• _Your objective_: Lay out each of the rows below as a Markdown table with two columns, Number and Row text. Leave out any blank lines.

• _Record list_:
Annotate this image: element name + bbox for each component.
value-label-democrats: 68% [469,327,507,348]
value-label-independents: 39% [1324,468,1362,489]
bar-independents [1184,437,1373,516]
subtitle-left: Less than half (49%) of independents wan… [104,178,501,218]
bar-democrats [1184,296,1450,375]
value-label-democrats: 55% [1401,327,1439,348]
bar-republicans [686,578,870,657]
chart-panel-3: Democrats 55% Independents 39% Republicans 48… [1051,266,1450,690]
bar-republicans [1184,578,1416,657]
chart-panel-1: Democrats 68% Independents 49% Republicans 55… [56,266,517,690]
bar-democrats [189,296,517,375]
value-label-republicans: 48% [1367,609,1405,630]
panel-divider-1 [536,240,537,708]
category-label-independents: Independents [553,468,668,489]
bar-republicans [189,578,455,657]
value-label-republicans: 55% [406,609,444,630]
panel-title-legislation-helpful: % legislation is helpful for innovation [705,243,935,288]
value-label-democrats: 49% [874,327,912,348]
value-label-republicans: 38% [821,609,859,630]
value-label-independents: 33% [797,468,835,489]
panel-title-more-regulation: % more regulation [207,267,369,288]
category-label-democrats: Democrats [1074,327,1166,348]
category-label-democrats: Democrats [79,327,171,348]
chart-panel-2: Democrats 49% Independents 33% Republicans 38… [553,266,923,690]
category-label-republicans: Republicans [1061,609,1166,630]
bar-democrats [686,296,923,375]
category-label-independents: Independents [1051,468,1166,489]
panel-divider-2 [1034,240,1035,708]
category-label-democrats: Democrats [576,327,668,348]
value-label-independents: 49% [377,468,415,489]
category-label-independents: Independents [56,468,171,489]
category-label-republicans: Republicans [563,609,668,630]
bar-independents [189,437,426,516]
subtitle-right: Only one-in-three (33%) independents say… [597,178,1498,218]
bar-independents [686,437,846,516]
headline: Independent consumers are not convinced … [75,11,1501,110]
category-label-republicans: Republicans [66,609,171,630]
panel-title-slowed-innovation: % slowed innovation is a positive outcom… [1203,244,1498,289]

• _Completed exercise_:
| Number | Row text |
|---|---|
| 1 | Annotate this image: element name + bbox for each component. |
| 2 | value-label-democrats: 68% [469,327,507,348] |
| 3 | value-label-independents: 39% [1324,468,1362,489] |
| 4 | bar-independents [1184,437,1373,516] |
| 5 | subtitle-left: Less than half (49%) of independents wan… [104,178,501,218] |
| 6 | bar-democrats [1184,296,1450,375] |
| 7 | value-label-democrats: 55% [1401,327,1439,348] |
| 8 | bar-republicans [686,578,870,657] |
| 9 | chart-panel-3: Democrats 55% Independents 39% Republicans 48… [1051,266,1450,690] |
| 10 | bar-republicans [1184,578,1416,657] |
| 11 | chart-panel-1: Democrats 68% Independents 49% Republicans 55… [56,266,517,690] |
| 12 | bar-democrats [189,296,517,375] |
| 13 | value-label-republicans: 48% [1367,609,1405,630] |
| 14 | panel-divider-1 [536,240,537,708] |
| 15 | category-label-independents: Independents [553,468,668,489] |
| 16 | bar-republicans [189,578,455,657] |
| 17 | value-label-republicans: 55% [406,609,444,630] |
| 18 | panel-title-legislation-helpful: % legislation is helpful for innovation [705,243,935,288] |
| 19 | value-label-democrats: 49% [874,327,912,348] |
| 20 | value-label-republicans: 38% [821,609,859,630] |
| 21 | value-label-independents: 33% [797,468,835,489] |
| 22 | panel-title-more-regulation: % more regulation [207,267,369,288] |
| 23 | category-label-democrats: Democrats [1074,327,1166,348] |
| 24 | category-label-democrats: Democrats [79,327,171,348] |
| 25 | chart-panel-2: Democrats 49% Independents 33% Republicans 38… [553,266,923,690] |
| 26 | category-label-republicans: Republicans [1061,609,1166,630] |
| 27 | bar-democrats [686,296,923,375] |
| 28 | category-label-independents: Independents [1051,468,1166,489] |
| 29 | panel-divider-2 [1034,240,1035,708] |
| 30 | category-label-democrats: Democrats [576,327,668,348] |
| 31 | value-label-independents: 49% [377,468,415,489] |
| 32 | category-label-independents: Independents [56,468,171,489] |
| 33 | category-label-republicans: Republicans [563,609,668,630] |
| 34 | bar-independents [189,437,426,516] |
| 35 | subtitle-right: Only one-in-three (33%) independents say… [597,178,1498,218] |
| 36 | bar-independents [686,437,846,516] |
| 37 | headline: Independent consumers are not convinced … [75,11,1501,110] |
| 38 | category-label-republicans: Republicans [66,609,171,630] |
| 39 | panel-title-slowed-innovation: % slowed innovation is a positive outcom… [1203,244,1498,289] |